* CONSIGNES *
- a) Reformulez sous forme de liste le paragraphe de l'extrait sur Maurice Rollinat qui commence par « Poète et musicien, les deux ne faisant qu'un » en conservant ses faits principaux.
- b) Répondez brièvement aux questions suivantes à l'aide de l'extrait sur Maurice Rollinat :
(i) Dans quel journal, à quelle date et à quelle page l'article a-t-il paru ?
(ii) De quelle couleur sont les cheveux et la moustache de Rollinat ?
(iii) Pendant combien de temps Rollinat souhaiterait-il recevoir une bouffée de boulevard ?
- c) Poursuivez l'extrait sur Maurice Rollinat à partir de sa dernière phrase.

* EXTRAIT DU TEXTE *
·····
Dossier Maurice Rollinat

 

MAURICE ROLLINAT DANS LA PRESSE

Portrait de Maurice Rollinat par Catherine Réault-Crosnier.

 

La Patrie

Jeudi 25 février 1892

Page 2.

(Voir le texte d’origine sur Retronews.)

 

 

FAIT DU JOUR

UN POÈTE RUSTIQUE

– Des yeux clairs à éclat métallique, le front comme martelé par des coups de ponce de statuaire génial, de grands cheveux auréolant la tête, noirs ainsi que la moustache, tout l’être nerveux, un sensitif exacerbé par de subtiles impressions de nature, Allan Edgar Poë devenu villageois dans le Berri.

Rollinat regrette Paris parfois : « Quand je rentre dans certains crépuscules, j’ai de la nostalgie, je voudrais qu’en ouvrant une fenêtre il m’arrivât une bouffée de boulevard, seulement pendant cinq minutes. »

Poète et musicien, les deux ne faisant qu’un, sachant noter l’harmonie des choses et combiner le rhythme des mots, connaissant les mille onomatopées éparses sur la terre, il est bien l’aède antique qui va chantant ses vers en toute la sincérité et la conviction de son art. Sa muse est une sphinge à la crinière de couleuvres et de vipères, aux regards profonds d’ombre, aux lèvres terribles de vampire à la croupe rude et annelée de squelette.
·····
* LIGNES DE DONNÉES *
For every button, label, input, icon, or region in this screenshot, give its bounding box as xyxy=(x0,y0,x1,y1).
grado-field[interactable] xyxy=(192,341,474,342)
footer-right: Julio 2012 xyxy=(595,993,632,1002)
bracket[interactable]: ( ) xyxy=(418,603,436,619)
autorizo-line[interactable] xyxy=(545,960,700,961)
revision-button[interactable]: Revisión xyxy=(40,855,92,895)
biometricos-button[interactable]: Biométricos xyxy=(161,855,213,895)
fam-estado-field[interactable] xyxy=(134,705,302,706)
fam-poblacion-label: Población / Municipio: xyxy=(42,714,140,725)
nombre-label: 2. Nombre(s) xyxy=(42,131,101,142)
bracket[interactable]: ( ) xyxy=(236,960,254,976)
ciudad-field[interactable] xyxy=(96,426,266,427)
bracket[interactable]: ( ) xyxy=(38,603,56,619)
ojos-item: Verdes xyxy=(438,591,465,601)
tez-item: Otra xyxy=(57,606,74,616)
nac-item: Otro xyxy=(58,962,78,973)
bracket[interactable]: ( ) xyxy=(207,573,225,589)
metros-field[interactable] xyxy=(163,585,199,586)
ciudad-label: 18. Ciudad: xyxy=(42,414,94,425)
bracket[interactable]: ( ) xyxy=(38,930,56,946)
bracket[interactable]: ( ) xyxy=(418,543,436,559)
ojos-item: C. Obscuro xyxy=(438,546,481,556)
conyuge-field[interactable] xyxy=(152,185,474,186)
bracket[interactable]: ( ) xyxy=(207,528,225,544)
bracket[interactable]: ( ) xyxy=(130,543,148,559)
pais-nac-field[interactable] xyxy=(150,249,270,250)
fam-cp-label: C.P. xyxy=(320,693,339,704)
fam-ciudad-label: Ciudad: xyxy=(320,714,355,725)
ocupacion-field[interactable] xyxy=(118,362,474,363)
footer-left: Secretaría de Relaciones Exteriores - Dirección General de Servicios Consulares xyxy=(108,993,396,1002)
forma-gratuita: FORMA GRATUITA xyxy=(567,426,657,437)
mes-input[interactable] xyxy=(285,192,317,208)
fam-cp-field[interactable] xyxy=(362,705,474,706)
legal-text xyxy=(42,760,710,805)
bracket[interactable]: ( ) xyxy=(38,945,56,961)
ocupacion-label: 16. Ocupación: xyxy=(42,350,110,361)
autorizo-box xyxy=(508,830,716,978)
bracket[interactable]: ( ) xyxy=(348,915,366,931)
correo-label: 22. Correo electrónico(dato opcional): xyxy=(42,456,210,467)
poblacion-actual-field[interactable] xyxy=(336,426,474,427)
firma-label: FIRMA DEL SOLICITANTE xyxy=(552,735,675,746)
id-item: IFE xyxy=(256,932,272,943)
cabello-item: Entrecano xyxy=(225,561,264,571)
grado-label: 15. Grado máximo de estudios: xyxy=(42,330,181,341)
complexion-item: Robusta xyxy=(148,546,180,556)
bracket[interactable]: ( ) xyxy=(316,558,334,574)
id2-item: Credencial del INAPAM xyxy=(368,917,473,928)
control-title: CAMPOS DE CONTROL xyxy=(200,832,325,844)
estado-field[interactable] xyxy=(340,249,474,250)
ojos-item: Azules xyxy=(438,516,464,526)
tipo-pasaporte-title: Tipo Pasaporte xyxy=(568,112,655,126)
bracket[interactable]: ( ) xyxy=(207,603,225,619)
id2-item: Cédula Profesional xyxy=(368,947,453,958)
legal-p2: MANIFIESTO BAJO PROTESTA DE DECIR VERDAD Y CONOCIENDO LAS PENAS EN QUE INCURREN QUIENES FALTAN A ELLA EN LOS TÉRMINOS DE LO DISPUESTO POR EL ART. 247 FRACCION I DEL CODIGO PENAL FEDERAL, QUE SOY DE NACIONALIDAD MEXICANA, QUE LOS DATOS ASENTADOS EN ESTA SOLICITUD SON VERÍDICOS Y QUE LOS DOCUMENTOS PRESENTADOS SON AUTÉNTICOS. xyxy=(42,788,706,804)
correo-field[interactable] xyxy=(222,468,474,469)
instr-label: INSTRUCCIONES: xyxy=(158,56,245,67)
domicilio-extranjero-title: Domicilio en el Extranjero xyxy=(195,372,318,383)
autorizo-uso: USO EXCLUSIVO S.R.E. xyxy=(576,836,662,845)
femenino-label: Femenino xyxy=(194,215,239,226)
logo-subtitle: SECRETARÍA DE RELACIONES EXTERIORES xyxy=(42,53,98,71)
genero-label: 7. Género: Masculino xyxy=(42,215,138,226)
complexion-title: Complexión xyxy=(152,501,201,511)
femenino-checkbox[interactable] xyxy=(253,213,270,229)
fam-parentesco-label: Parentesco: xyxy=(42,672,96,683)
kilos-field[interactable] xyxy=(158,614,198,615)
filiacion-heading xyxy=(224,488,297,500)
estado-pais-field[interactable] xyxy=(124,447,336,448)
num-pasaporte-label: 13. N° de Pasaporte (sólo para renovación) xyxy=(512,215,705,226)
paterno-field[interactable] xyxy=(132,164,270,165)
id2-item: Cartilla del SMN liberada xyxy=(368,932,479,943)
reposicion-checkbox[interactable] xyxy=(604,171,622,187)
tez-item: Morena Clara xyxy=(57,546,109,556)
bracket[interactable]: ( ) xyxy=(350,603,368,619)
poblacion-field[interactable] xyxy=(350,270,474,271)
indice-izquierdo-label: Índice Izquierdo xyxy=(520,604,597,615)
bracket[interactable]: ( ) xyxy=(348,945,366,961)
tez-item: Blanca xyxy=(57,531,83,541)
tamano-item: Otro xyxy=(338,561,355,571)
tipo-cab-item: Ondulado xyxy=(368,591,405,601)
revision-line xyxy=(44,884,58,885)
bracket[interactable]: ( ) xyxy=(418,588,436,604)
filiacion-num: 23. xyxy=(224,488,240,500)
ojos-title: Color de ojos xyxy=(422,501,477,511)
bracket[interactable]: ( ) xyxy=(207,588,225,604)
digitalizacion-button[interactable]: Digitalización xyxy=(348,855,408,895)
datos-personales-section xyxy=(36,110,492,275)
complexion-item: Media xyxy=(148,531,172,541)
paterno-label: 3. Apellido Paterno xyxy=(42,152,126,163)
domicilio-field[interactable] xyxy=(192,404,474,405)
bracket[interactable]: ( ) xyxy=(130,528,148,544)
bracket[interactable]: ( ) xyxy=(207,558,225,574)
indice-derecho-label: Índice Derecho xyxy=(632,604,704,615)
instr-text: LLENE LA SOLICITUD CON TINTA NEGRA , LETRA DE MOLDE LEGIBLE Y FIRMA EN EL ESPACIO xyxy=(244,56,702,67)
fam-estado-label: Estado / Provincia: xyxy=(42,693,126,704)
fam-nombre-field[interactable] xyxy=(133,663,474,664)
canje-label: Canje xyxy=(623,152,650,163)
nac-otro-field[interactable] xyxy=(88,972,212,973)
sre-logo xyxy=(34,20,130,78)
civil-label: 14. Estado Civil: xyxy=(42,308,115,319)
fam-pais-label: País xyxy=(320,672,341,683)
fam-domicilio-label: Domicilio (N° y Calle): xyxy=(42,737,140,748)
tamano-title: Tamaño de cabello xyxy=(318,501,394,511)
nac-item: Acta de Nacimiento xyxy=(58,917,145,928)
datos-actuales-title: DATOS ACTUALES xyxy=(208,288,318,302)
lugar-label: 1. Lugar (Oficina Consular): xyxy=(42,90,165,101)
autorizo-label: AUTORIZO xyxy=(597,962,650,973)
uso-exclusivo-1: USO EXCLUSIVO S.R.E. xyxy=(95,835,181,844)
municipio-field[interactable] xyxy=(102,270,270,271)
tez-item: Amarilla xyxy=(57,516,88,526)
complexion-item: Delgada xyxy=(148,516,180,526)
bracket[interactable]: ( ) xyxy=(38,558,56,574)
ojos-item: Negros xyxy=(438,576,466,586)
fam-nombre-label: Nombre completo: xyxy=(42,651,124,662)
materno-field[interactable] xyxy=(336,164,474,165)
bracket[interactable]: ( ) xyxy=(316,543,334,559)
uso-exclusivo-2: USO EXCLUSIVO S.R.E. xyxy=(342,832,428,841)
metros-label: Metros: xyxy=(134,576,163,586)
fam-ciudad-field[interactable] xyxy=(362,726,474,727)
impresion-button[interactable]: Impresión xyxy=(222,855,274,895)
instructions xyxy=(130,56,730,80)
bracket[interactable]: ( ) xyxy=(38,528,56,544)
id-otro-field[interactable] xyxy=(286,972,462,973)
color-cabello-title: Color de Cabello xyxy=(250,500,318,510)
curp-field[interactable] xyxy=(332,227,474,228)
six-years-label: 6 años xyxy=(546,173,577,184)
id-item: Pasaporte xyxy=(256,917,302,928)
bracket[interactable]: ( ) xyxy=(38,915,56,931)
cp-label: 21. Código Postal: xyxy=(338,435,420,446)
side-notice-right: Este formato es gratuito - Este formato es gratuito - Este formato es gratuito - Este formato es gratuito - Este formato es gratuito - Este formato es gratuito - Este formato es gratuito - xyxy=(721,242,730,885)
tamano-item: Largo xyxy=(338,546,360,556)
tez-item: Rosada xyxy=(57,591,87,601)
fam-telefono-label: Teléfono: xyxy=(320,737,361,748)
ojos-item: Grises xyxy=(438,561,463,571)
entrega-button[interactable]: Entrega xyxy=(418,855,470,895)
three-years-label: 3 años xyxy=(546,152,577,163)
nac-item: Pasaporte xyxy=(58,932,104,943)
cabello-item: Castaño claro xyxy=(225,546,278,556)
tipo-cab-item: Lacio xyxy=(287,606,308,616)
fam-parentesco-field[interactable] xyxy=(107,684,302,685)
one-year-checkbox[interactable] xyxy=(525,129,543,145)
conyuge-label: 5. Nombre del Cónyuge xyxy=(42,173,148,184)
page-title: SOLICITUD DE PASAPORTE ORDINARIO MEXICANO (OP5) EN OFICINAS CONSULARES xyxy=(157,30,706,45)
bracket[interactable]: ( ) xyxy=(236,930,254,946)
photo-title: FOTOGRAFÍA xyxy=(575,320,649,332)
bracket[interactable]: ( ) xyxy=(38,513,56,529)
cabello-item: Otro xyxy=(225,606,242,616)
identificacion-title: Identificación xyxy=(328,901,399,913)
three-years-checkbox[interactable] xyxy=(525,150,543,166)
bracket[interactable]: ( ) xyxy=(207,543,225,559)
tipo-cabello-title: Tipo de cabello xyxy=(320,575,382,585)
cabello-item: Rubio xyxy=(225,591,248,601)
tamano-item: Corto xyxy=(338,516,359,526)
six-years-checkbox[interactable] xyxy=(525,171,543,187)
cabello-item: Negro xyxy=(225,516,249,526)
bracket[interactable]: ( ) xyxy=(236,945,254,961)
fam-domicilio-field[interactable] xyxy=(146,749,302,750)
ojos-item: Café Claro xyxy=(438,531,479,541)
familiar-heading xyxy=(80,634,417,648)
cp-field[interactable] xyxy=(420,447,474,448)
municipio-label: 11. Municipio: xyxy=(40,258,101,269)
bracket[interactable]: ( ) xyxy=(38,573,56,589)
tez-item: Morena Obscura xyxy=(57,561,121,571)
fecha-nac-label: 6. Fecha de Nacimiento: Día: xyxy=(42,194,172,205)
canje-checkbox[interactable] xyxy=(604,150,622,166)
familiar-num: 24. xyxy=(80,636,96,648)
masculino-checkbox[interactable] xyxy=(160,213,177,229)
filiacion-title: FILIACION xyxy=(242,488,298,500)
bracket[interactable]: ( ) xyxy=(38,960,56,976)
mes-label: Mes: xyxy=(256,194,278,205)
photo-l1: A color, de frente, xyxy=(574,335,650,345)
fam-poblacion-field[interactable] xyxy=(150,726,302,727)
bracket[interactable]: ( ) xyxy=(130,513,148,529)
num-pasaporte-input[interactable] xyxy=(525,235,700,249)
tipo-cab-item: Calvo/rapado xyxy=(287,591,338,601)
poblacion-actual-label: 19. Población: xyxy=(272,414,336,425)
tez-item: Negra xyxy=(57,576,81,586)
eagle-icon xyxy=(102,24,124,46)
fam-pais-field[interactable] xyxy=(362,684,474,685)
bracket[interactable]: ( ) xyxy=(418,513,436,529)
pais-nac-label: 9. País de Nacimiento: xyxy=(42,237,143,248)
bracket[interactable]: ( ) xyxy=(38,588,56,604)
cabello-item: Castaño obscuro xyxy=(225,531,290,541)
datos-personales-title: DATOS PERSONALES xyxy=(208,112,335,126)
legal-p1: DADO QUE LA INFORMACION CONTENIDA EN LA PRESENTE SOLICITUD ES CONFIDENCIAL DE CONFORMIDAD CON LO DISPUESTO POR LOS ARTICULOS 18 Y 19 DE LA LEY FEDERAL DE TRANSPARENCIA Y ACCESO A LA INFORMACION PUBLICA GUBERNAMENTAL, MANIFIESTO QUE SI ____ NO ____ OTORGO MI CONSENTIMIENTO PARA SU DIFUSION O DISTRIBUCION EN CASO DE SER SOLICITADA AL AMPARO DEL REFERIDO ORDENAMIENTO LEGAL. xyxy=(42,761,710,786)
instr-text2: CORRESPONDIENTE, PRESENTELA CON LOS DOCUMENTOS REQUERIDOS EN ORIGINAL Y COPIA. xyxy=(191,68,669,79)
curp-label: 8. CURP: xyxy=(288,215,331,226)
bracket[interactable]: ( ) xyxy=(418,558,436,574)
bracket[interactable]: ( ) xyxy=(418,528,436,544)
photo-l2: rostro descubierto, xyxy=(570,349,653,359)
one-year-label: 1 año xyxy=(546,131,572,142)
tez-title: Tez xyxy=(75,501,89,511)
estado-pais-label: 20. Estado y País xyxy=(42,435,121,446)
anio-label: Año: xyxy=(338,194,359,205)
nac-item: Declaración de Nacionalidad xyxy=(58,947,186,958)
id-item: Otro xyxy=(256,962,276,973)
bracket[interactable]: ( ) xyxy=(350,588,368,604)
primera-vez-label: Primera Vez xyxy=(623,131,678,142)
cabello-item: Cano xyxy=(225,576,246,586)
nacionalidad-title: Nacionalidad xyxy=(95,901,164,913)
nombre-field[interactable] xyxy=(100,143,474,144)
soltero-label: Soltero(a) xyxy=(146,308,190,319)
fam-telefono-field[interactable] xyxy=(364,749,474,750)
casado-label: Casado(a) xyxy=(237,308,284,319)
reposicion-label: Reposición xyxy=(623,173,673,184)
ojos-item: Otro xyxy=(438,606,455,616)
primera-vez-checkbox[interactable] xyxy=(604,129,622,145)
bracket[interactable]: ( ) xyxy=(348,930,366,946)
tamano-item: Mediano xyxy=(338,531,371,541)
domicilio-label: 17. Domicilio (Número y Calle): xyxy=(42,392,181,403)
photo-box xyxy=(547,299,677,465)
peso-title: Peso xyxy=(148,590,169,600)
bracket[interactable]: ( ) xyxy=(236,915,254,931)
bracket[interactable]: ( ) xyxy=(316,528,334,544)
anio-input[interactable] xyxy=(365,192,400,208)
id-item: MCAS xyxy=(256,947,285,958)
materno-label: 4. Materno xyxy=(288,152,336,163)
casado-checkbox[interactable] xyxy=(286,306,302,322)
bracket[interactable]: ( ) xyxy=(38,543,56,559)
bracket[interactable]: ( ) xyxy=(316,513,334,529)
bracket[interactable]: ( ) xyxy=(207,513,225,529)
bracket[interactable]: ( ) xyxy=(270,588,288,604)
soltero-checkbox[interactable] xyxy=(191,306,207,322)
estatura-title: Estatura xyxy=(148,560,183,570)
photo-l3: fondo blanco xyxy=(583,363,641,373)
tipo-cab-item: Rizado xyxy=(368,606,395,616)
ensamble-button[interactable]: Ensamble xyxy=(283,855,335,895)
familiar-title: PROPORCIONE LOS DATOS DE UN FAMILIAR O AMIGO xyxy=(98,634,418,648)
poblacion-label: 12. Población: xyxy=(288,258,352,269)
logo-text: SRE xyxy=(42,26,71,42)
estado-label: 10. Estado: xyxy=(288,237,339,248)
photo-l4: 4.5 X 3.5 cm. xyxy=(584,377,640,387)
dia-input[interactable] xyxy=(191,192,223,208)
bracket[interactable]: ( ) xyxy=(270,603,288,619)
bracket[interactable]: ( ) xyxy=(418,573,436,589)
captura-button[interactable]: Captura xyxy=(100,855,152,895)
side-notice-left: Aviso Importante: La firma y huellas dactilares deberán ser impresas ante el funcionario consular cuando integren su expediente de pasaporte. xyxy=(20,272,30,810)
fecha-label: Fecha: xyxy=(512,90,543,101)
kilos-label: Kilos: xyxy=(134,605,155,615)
·····
* RÉPONSES PAR CONSIGNE *
- a)
- Rollinat est à la fois poète et musicien, les deux ne faisant qu'un.
- Il sait noter l'harmonie des choses et allier le rythme des mots.
- Il connaît les mille onomatopées éparses sur la terre.
- Il est présenté comme l'aède antique qui chante ses vers avec sincérité et conviction.
- Sa muse est une sphinge à la crinière de couleuvres et de vipères, aux regards profonds d'ombre, aux lèvres de vampire et à la croupe de squelette.

- b)
(i) Dans *La Patrie*, le jeudi 25 février 1892, en page 2.
(ii) Ils sont noirs.
(iii) Pendant cinq minutes seulement.

- c)
Le rêveur des grands bois, le campagnard de là-bas, le solitaire des brandes, familier aux bruits de la nature, aux « aboiements des chiens dans la nuit » est l’acteur né d’un art théâtral unique, d’une mélodramatique mimique effroyablement suggestive ; Rollinat se met au piano, plaque de ses doigts nerveux des accords répétés, se penche sur l’instrument comme pour l’étreindre, rejette sa tête en arrière ainsi qu’en un recul d’épouvante et d’une voix tour à tour caverneuse, vibrante, douce ou formidable, chante la mélopée du « fou », et l’on est saisi alors malgré soi d’un trouble même pénible d’admiration, des frissons vous courent dans les moelles, la jouissance artistique confine au malaise, c’est tenaillant et douloureux, – c’est superbe !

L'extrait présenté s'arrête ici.